-- THE INPUT start --

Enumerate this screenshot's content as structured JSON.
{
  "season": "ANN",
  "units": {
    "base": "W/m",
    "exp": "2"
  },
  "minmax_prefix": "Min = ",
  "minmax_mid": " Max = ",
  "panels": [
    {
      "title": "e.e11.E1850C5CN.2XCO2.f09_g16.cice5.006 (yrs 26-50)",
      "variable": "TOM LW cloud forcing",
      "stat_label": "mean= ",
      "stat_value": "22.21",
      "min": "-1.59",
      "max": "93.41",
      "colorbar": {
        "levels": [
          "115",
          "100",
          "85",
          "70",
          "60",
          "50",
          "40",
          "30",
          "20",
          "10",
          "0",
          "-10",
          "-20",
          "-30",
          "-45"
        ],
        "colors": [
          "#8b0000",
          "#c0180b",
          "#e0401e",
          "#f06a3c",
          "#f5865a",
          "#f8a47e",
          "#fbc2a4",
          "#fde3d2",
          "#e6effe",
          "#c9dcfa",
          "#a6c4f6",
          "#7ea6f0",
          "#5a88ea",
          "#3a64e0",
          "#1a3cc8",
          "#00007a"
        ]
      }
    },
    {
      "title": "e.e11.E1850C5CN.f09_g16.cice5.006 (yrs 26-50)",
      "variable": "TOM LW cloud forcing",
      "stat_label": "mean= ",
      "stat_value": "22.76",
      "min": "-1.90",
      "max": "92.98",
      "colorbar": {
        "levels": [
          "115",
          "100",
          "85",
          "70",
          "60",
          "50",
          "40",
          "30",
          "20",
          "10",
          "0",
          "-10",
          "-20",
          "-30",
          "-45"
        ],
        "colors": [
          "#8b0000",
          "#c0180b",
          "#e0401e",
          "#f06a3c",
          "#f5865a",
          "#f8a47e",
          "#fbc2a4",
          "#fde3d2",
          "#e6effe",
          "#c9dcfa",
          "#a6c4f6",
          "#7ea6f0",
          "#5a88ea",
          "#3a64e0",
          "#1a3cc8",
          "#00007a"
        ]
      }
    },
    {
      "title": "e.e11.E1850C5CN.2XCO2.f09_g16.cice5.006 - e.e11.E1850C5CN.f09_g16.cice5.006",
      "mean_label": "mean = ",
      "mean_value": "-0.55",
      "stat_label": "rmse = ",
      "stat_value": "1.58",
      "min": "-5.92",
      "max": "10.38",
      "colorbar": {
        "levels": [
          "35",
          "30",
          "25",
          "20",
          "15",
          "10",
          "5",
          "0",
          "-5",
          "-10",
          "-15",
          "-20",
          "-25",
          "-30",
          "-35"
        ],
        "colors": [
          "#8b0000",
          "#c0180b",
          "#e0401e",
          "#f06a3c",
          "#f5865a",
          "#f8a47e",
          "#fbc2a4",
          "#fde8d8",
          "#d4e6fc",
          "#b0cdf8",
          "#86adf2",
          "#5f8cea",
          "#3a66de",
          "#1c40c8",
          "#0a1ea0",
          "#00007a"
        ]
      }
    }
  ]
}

-- THE INPUT end --

● **WRITTEN EXERCISE**
Print the entries exactly. Include every one.

● **ANSWER TO THIS EXERCISE**
Enumerate this screenshot's content as structured JSON.
{
  "season": "ANN",
  "units": {
    "base": "W/m",
    "exp": "2"
  },
  "minmax_prefix": "Min = ",
  "minmax_mid": " Max = ",
  "panels": [
    {
      "title": "e.e11.E1850C5CN.2XCO2.f09_g16.cice5.006 (yrs 26-50)",
      "variable": "TOM LW cloud forcing",
      "stat_label": "mean= ",
      "stat_value": "22.21",
      "min": "-1.59",
      "max": "93.41",
      "colorbar": {
        "levels": [
          "115",
          "100",
          "85",
          "70",
          "60",
          "50",
          "40",
          "30",
          "20",
          "10",
          "0",
          "-10",
          "-20",
          "-30",
          "-45"
        ],
        "colors": [
          "#8b0000",
          "#c0180b",
          "#e0401e",
          "#f06a3c",
          "#f5865a",
          "#f8a47e",
          "#fbc2a4",
          "#fde3d2",
          "#e6effe",
          "#c9dcfa",
          "#a6c4f6",
          "#7ea6f0",
          "#5a88ea",
          "#3a64e0",
          "#1a3cc8",
          "#00007a"
        ]
      }
    },
    {
      "title": "e.e11.E1850C5CN.f09_g16.cice5.006 (yrs 26-50)",
      "variable": "TOM LW cloud forcing",
      "stat_label": "mean= ",
      "stat_value": "22.76",
      "min": "-1.90",
      "max": "92.98",
      "colorbar": {
        "levels": [
          "115",
          "100",
          "85",
          "70",
          "60",
          "50",
          "40",
          "30",
          "20",
          "10",
          "0",
          "-10",
          "-20",
          "-30",
          "-45"
        ],
        "colors": [
          "#8b0000",
          "#c0180b",
          "#e0401e",
          "#f06a3c",
          "#f5865a",
          "#f8a47e",
          "#fbc2a4",
          "#fde3d2",
          "#e6effe",
          "#c9dcfa",
          "#a6c4f6",
          "#7ea6f0",
          "#5a88ea",
          "#3a64e0",
          "#1a3cc8",
          "#00007a"
        ]
      }
    },
    {
      "title": "e.e11.E1850C5CN.2XCO2.f09_g16.cice5.006 - e.e11.E1850C5CN.f09_g16.cice5.006",
      "mean_label": "mean = ",
      "mean_value": "-0.55",
      "stat_label": "rmse = ",
      "stat_value": "1.58",
      "min": "-5.92",
      "max": "10.38",
      "colorbar": {
        "levels": [
          "35",
          "30",
          "25",
          "20",
          "15",
          "10",
          "5",
          "0",
          "-5",
          "-10",
          "-15",
          "-20",
          "-25",
          "-30",
          "-35"
        ],
        "colors": [
          "#8b0000",
          "#c0180b",
          "#e0401e",
          "#f06a3c",
          "#f5865a",
          "#f8a47e",
          "#fbc2a4",
          "#fde8d8",
          "#d4e6fc",
          "#b0cdf8",
          "#86adf2",
          "#5f8cea",
          "#3a66de",
          "#1c40c8",
          "#0a1ea0",
          "#00007a"
        ]
      }
    }
  ]
}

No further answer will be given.